▼

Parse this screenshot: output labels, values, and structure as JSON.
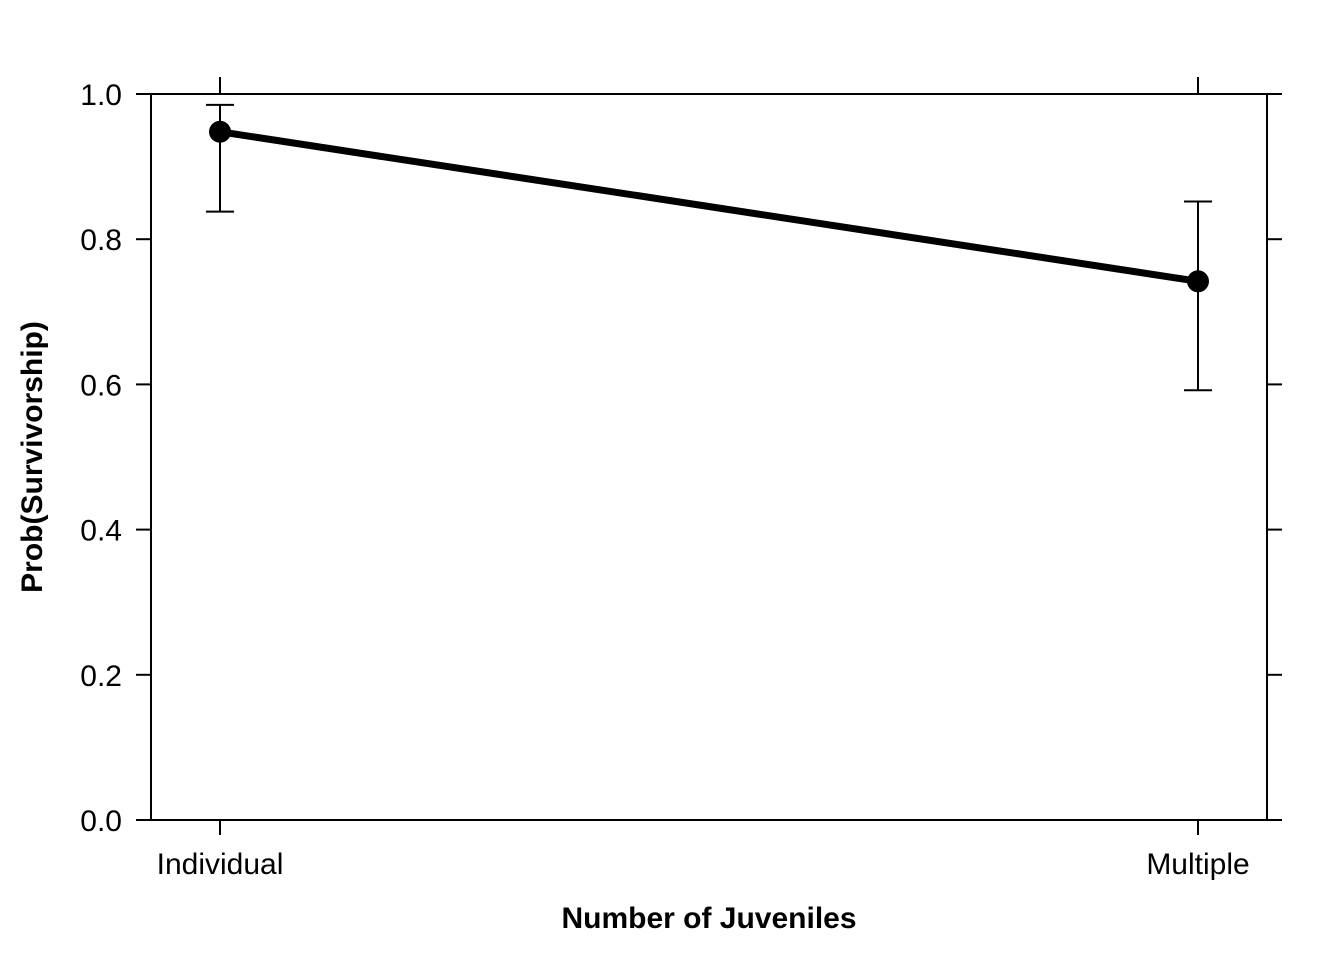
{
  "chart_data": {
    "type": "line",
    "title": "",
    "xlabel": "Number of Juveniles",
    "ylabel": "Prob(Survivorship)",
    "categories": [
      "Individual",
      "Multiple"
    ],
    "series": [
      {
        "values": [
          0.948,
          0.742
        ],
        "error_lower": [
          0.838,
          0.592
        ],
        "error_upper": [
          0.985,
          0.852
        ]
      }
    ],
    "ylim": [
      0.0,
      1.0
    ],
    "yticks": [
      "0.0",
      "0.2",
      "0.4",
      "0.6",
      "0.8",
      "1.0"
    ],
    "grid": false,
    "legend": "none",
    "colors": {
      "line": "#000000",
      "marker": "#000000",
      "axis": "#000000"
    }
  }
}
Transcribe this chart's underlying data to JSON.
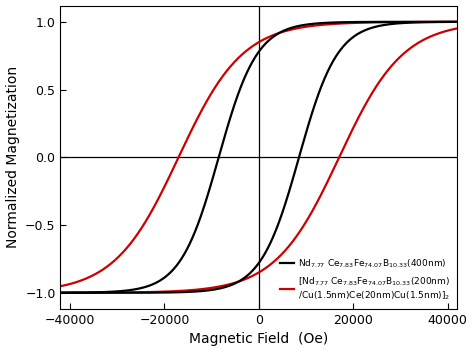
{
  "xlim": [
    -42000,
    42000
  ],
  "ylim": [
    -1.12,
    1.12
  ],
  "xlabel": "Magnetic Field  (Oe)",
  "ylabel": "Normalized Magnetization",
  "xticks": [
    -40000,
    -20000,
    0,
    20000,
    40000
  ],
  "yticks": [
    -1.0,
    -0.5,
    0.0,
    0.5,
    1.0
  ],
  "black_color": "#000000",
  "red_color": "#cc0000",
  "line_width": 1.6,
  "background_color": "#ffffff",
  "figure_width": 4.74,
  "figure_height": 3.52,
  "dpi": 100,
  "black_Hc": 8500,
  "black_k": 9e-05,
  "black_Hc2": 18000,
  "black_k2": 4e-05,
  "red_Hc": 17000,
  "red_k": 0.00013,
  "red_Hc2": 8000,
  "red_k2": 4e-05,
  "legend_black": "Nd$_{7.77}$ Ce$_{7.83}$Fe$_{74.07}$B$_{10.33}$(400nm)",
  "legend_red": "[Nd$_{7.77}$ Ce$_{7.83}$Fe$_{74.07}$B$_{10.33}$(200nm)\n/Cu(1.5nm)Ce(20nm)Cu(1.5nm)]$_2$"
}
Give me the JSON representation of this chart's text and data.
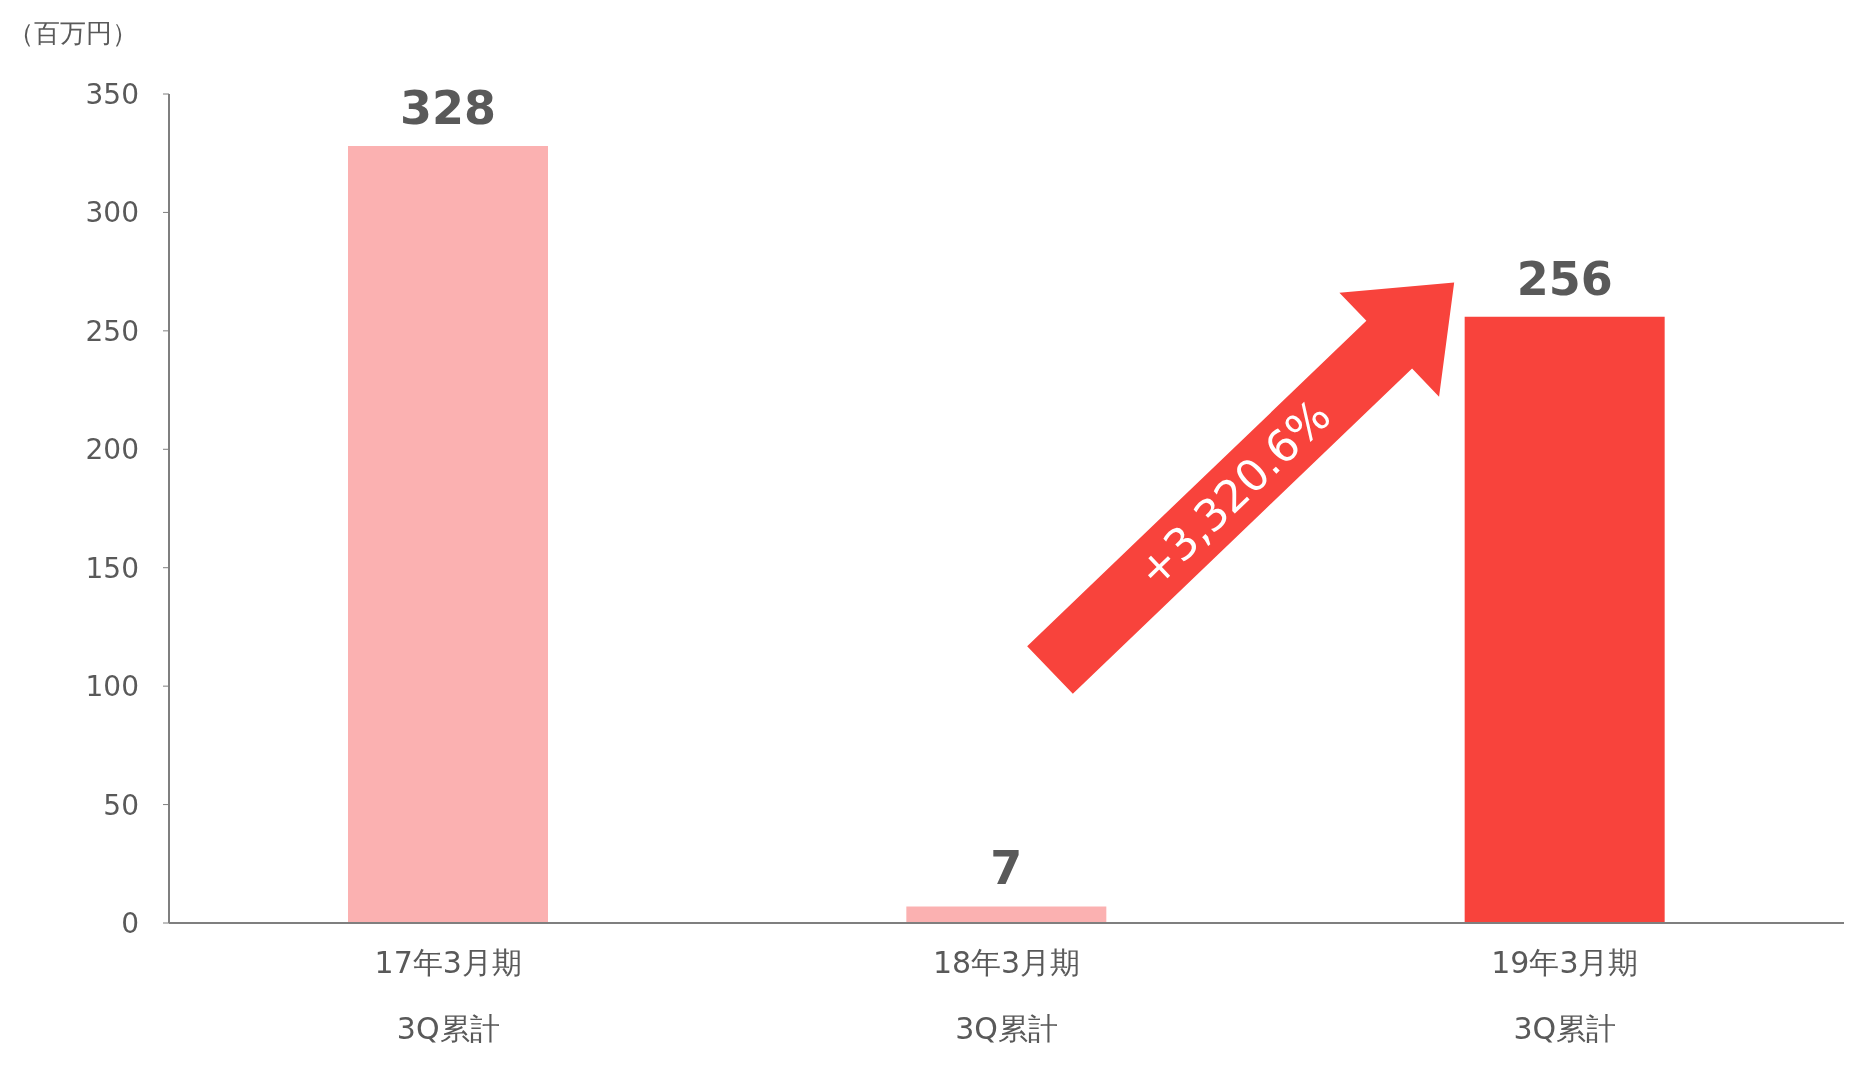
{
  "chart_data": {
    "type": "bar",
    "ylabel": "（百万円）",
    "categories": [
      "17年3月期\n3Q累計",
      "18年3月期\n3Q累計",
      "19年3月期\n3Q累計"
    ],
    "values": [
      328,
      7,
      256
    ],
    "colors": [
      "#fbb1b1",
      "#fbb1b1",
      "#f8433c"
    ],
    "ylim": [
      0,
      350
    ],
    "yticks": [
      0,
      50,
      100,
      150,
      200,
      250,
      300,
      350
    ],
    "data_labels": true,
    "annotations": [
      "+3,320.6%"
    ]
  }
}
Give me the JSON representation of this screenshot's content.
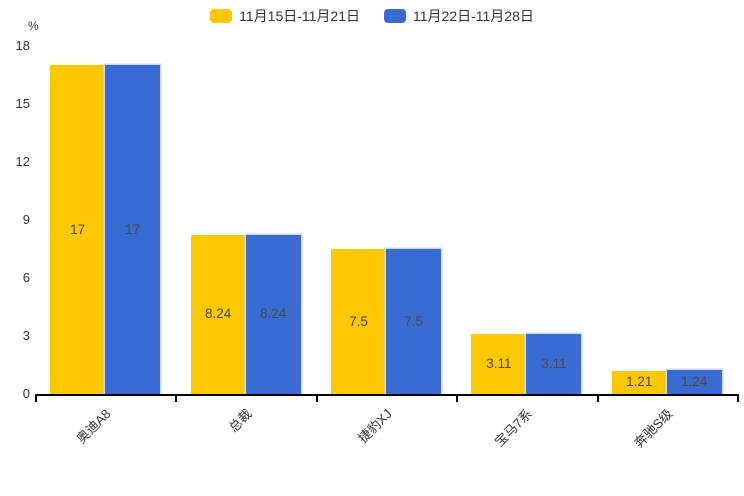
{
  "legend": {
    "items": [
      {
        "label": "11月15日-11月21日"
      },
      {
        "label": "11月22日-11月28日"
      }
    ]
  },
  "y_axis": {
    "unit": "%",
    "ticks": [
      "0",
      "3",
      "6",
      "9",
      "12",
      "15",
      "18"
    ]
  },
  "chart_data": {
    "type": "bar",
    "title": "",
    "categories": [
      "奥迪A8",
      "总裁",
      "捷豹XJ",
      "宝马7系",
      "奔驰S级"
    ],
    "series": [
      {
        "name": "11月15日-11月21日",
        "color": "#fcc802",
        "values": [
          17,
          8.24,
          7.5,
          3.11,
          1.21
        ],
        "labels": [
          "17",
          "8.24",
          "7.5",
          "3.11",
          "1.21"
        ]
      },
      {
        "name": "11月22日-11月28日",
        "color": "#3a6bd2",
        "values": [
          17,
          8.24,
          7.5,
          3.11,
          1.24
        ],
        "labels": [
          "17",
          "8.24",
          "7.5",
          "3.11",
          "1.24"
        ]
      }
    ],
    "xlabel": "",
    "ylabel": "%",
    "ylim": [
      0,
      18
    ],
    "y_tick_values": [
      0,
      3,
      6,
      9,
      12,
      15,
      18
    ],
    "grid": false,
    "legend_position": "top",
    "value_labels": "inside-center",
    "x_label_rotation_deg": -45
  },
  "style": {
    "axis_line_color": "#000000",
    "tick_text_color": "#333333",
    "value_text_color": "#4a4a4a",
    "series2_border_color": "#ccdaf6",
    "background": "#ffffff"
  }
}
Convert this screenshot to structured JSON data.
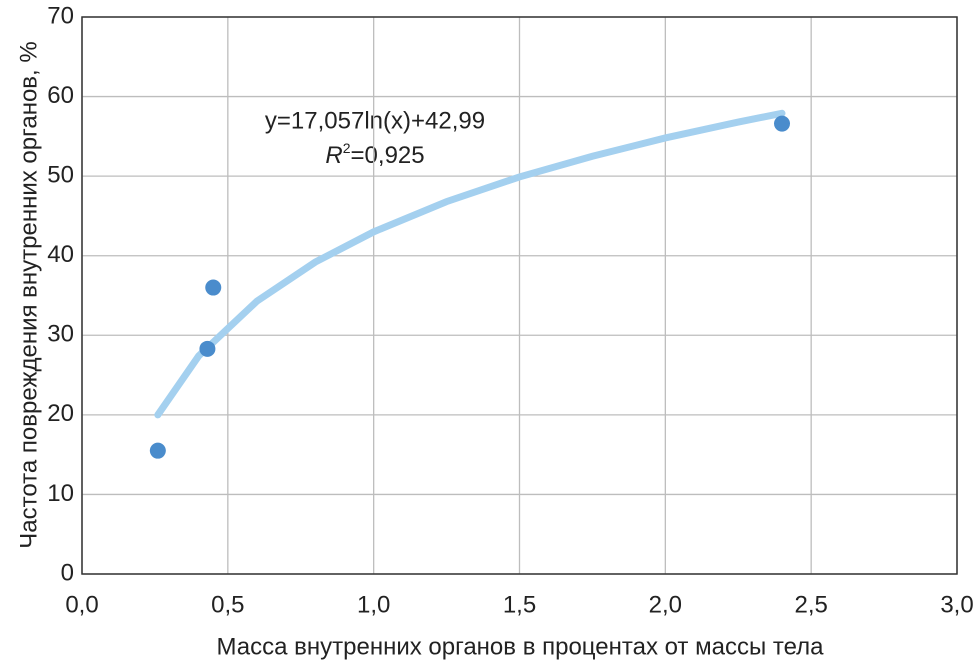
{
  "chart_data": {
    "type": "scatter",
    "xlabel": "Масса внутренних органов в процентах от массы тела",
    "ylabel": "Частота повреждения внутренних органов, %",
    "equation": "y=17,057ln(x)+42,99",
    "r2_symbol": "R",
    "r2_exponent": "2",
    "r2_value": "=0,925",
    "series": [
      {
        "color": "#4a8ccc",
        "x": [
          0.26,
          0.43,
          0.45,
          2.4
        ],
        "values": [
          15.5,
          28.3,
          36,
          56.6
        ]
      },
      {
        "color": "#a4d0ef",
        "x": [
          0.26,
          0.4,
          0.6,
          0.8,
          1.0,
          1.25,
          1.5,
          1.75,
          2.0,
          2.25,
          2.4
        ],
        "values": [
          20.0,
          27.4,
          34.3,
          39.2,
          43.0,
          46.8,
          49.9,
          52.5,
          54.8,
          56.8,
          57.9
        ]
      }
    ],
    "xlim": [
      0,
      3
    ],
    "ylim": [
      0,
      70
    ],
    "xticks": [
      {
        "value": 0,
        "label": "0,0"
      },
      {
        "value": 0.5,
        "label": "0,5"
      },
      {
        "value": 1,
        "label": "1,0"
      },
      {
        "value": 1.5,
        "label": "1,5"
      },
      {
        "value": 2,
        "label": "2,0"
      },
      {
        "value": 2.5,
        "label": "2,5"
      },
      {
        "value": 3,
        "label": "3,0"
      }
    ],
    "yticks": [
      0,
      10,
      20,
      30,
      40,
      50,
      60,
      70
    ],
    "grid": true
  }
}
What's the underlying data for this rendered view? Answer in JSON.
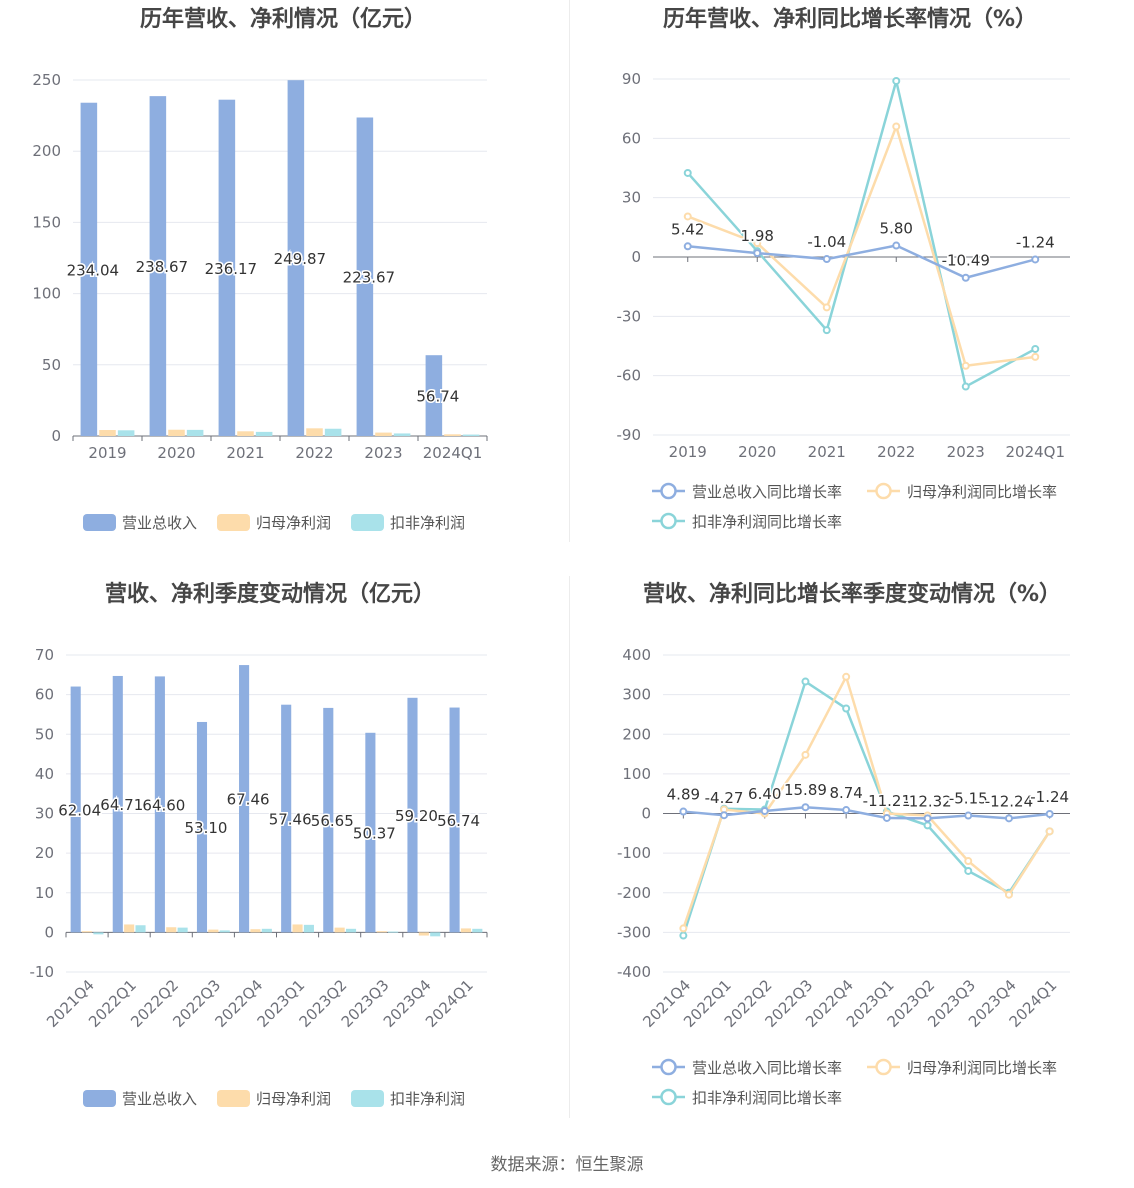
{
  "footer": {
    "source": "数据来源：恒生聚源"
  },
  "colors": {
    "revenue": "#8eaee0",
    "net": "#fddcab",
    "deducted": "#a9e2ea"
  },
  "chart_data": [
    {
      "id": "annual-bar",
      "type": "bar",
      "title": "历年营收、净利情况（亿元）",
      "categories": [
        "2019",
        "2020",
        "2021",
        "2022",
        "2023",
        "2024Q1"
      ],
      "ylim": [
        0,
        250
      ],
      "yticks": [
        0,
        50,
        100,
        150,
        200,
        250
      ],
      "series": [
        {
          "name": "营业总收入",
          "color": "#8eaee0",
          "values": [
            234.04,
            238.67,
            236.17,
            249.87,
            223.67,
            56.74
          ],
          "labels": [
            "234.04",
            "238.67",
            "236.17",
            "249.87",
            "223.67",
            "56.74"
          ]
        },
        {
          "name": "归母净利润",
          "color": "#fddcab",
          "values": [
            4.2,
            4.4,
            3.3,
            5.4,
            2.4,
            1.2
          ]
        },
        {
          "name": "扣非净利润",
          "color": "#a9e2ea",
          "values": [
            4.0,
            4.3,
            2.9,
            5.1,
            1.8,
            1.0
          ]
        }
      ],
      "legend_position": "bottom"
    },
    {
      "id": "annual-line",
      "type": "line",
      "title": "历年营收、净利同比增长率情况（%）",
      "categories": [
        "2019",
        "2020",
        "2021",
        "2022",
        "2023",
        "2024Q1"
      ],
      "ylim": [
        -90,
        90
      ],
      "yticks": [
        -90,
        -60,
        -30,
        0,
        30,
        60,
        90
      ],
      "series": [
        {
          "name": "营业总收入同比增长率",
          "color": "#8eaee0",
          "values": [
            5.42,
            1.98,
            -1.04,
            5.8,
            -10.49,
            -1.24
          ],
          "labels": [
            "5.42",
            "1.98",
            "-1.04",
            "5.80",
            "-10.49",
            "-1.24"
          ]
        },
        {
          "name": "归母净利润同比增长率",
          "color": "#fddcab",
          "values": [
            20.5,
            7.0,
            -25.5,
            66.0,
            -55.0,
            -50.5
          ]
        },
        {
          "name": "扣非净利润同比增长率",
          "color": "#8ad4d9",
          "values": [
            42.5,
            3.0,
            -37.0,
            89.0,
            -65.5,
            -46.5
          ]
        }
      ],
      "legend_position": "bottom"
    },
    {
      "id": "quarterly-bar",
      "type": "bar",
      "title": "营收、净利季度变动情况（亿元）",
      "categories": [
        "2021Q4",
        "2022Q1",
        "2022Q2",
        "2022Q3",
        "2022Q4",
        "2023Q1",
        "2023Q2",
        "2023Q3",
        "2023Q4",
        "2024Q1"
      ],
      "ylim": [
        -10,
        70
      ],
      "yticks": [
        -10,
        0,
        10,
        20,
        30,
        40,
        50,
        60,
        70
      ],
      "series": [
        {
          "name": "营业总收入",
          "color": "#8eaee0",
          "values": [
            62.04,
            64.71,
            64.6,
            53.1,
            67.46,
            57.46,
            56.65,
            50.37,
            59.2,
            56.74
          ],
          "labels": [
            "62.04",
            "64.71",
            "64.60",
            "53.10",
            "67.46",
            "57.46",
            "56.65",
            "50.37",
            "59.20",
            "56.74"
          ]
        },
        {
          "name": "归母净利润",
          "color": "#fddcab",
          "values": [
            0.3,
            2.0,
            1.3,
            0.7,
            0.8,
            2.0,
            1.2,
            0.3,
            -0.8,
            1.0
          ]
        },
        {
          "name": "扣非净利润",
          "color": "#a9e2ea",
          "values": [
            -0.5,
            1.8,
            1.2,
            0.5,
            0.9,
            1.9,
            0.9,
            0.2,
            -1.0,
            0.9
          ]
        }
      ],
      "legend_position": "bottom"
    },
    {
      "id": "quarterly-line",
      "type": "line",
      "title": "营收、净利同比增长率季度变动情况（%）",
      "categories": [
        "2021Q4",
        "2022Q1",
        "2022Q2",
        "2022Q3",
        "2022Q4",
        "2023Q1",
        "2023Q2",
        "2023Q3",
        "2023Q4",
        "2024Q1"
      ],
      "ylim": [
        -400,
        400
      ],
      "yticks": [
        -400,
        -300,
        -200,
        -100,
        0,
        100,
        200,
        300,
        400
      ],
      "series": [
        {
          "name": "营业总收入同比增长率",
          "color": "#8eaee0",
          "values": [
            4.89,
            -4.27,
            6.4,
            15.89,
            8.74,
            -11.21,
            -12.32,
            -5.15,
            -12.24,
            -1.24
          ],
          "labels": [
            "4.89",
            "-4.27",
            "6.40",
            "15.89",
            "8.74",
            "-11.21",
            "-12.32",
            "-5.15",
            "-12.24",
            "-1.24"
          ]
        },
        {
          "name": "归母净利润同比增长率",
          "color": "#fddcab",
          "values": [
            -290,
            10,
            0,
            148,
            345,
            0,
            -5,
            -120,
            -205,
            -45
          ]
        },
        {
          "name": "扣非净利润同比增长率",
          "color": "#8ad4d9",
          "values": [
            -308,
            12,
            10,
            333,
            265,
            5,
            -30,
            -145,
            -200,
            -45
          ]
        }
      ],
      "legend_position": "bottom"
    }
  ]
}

▲

• TASK BRIEF
Pick out all lines containing the string "this".

• TASK RESPONSE
Parse this screenshot: output labels, values, and structure as JSON.
Transcribe this chart's underlying data to JSON.
Give me the JSON representation of this chart's text and data.
Give me the JSON representation of this screenshot's content.
Convert this screenshot to structured JSON data.
What's the underlying data for this rendered view? Answer in JSON.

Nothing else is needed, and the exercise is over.